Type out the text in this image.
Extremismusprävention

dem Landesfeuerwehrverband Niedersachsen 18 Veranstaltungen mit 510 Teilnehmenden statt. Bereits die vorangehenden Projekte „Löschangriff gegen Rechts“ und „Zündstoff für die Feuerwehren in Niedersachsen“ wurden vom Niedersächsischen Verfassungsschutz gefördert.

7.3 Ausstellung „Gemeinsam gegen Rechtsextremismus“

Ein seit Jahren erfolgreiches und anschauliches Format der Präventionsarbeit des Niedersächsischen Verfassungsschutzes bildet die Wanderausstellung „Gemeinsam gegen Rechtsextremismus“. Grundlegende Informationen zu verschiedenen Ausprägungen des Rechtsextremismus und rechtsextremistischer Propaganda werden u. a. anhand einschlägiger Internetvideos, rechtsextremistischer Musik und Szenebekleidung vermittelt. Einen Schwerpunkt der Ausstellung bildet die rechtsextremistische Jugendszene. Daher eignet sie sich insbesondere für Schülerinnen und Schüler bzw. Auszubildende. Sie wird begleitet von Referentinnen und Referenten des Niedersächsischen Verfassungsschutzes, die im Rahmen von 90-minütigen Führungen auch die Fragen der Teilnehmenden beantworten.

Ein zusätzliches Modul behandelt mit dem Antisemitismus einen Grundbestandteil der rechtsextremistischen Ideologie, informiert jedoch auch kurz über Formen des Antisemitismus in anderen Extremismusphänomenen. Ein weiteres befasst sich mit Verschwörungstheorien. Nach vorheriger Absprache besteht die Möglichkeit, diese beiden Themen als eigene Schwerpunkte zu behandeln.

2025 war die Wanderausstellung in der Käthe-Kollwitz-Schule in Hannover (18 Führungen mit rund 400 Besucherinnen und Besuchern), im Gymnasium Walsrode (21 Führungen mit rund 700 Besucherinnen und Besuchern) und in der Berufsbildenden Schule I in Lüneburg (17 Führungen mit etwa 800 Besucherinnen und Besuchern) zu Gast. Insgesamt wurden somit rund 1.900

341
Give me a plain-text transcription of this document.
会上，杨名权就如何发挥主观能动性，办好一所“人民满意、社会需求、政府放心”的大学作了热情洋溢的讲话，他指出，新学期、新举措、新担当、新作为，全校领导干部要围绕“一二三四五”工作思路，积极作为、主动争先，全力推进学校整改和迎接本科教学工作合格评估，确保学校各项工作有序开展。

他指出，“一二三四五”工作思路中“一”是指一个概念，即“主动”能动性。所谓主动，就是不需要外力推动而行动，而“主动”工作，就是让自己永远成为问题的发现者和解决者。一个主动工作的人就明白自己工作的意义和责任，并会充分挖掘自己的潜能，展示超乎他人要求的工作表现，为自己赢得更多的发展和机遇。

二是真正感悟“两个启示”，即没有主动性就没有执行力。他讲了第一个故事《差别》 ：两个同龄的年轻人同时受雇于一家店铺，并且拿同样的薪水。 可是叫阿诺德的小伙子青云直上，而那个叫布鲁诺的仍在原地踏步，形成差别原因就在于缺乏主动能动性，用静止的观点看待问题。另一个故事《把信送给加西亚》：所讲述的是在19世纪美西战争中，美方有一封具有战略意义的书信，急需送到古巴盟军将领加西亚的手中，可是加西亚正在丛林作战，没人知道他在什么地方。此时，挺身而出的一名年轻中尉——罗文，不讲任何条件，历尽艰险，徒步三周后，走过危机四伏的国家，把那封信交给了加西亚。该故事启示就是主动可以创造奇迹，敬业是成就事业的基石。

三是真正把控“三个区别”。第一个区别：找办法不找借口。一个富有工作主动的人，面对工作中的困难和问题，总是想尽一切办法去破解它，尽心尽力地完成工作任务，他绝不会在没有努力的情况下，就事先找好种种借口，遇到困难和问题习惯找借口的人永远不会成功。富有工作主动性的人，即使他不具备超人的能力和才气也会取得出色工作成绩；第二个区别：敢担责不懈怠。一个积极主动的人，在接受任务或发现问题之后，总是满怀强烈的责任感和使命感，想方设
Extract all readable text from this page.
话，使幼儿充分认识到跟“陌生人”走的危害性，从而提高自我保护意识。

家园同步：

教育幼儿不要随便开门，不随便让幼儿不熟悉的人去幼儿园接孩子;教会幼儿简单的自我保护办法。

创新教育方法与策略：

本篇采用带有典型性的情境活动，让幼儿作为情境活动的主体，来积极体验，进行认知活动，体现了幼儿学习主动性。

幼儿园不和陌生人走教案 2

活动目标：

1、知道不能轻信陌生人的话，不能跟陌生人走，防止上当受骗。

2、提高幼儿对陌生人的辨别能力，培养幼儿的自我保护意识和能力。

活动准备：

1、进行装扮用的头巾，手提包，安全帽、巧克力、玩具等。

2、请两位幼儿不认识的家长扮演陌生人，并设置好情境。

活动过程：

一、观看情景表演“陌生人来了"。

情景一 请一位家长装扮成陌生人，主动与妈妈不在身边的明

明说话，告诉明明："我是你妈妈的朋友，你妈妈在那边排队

*GIVEN PROBLEM*
Among the records above, find each line holding the string "this" and pull it out.

*PROBLEM SOLUTION*
Type out the text in this image.
Give me a plain-text transcription of this document.
Extract all readable text from this page.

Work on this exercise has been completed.